[Brief]
The entries need to be copied exactly.

[The input]
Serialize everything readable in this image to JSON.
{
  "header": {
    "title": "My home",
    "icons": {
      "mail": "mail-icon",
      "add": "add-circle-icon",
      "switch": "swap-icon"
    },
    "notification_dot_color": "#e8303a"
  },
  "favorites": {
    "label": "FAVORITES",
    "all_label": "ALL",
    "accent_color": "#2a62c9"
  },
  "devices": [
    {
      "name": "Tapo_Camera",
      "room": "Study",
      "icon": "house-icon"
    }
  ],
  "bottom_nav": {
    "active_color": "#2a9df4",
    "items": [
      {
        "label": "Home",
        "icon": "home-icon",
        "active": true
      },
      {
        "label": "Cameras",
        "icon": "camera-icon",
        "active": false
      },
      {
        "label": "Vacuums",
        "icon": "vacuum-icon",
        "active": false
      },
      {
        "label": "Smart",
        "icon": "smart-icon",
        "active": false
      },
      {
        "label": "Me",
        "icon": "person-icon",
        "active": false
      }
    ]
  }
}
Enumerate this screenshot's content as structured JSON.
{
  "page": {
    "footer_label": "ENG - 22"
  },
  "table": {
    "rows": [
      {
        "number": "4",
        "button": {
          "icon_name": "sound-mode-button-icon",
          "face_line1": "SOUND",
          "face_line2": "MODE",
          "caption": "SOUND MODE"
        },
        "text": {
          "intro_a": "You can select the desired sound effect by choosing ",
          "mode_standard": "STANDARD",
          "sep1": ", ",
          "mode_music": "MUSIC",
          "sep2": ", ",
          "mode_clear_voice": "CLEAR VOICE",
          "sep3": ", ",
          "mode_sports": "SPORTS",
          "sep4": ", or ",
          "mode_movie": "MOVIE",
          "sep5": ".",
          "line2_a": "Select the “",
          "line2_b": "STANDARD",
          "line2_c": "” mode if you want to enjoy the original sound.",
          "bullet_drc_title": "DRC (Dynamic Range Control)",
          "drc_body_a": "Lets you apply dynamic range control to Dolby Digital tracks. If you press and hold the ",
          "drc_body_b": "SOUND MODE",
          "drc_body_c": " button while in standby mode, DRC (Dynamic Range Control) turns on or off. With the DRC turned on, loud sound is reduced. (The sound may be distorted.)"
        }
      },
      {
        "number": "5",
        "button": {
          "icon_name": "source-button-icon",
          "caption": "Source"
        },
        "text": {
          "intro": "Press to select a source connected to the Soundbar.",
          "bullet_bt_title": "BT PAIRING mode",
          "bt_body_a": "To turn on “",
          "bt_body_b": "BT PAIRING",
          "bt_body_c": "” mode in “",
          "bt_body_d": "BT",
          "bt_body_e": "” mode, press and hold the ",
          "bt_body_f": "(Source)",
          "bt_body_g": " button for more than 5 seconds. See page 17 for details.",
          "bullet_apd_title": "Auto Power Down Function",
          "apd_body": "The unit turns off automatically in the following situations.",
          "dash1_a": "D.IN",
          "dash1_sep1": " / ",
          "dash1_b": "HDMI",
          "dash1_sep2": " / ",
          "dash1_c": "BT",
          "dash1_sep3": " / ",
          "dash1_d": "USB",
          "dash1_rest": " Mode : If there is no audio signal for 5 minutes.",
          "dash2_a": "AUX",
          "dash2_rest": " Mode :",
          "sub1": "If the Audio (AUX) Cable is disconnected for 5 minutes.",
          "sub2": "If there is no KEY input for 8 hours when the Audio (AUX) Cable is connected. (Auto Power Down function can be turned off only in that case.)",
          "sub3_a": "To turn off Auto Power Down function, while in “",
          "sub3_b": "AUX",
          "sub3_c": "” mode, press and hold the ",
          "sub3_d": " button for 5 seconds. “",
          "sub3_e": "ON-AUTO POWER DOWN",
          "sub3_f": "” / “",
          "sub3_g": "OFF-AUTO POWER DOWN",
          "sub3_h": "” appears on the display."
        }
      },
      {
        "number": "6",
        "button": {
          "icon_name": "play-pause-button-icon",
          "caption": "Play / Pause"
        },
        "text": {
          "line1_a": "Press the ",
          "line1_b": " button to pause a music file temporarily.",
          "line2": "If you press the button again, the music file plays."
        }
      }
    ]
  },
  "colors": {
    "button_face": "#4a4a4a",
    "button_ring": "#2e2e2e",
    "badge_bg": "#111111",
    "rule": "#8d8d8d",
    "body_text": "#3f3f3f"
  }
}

[Exercise result]
Serialize everything readable in this image to JSON.
{
  "header": {
    "title": "My home",
    "icons": {
      "mail": "mail-icon",
      "add": "add-circle-icon",
      "switch": "swap-icon"
    },
    "notification_dot_color": "#e8303a"
  },
  "favorites": {
    "label": "FAVORITES",
    "all_label": "ALL",
    "accent_color": "#2a62c9"
  },
  "devices": [
    {
      "name": "Tapo_Camera",
      "room": "Study",
      "icon": "house-icon"
    }
  ],
  "bottom_nav": {
    "active_color": "#2a9df4",
    "items": [
      {
        "label": "Home",
        "icon": "home-icon",
        "active": true
      },
      {
        "label": "Cameras",
        "icon": "camera-icon",
        "active": false
      },
      {
        "label": "Vacuums",
        "icon": "vacuum-icon",
        "active": false
      },
      {
        "label": "Smart",
        "icon": "smart-icon",
        "active": false
      },
      {
        "label": "Me",
        "icon": "person-icon",
        "active": false
      }
    ]
  }
}
Enumerate this screenshot's content as structured JSON.
{
  "page": {
    "footer_label": "ENG - 22"
  },
  "table": {
    "rows": [
      {
        "number": "4",
        "button": {
          "icon_name": "sound-mode-button-icon",
          "face_line1": "SOUND",
          "face_line2": "MODE",
          "caption": "SOUND MODE"
        },
        "text": {
          "intro_a": "You can select the desired sound effect by choosing ",
          "mode_standard": "STANDARD",
          "sep1": ", ",
          "mode_music": "MUSIC",
          "sep2": ", ",
          "mode_clear_voice": "CLEAR VOICE",
          "sep3": ", ",
          "mode_sports": "SPORTS",
          "sep4": ", or ",
          "mode_movie": "MOVIE",
          "sep5": ".",
          "line2_a": "Select the “",
          "line2_b": "STANDARD",
          "line2_c": "” mode if you want to enjoy the original sound.",
          "bullet_drc_title": "DRC (Dynamic Range Control)",
          "drc_body_a": "Lets you apply dynamic range control to Dolby Digital tracks. If you press and hold the ",
          "drc_body_b": "SOUND MODE",
          "drc_body_c": " button while in standby mode, DRC (Dynamic Range Control) turns on or off. With the DRC turned on, loud sound is reduced. (The sound may be distorted.)"
        }
      },
      {
        "number": "5",
        "button": {
          "icon_name": "source-button-icon",
          "caption": "Source"
        },
        "text": {
          "intro": "Press to select a source connected to the Soundbar.",
          "bullet_bt_title": "BT PAIRING mode",
          "bt_body_a": "To turn on “",
          "bt_body_b": "BT PAIRING",
          "bt_body_c": "” mode in “",
          "bt_body_d": "BT",
          "bt_body_e": "” mode, press and hold the ",
          "bt_body_f": "(Source)",
          "bt_body_g": " button for more than 5 seconds. See page 17 for details.",
          "bullet_apd_title": "Auto Power Down Function",
          "apd_body": "The unit turns off automatically in the following situations.",
          "dash1_a": "D.IN",
          "dash1_sep1": " / ",
          "dash1_b": "HDMI",
          "dash1_sep2": " / ",
          "dash1_c": "BT",
          "dash1_sep3": " / ",
          "dash1_d": "USB",
          "dash1_rest": " Mode : If there is no audio signal for 5 minutes.",
          "dash2_a": "AUX",
          "dash2_rest": " Mode :",
          "sub1": "If the Audio (AUX) Cable is disconnected for 5 minutes.",
          "sub2": "If there is no KEY input for 8 hours when the Audio (AUX) Cable is connected. (Auto Power Down function can be turned off only in that case.)",
          "sub3_a": "To turn off Auto Power Down function, while in “",
          "sub3_b": "AUX",
          "sub3_c": "” mode, press and hold the ",
          "sub3_d": " button for 5 seconds. “",
          "sub3_e": "ON-AUTO POWER DOWN",
          "sub3_f": "” / “",
          "sub3_g": "OFF-AUTO POWER DOWN",
          "sub3_h": "” appears on the display."
        }
      },
      {
        "number": "6",
        "button": {
          "icon_name": "play-pause-button-icon",
          "caption": "Play / Pause"
        },
        "text": {
          "line1_a": "Press the ",
          "line1_b": " button to pause a music file temporarily.",
          "line2": "If you press the button again, the music file plays."
        }
      }
    ]
  },
  "colors": {
    "button_face": "#4a4a4a",
    "button_ring": "#2e2e2e",
    "badge_bg": "#111111",
    "rule": "#8d8d8d",
    "body_text": "#3f3f3f"
  }
}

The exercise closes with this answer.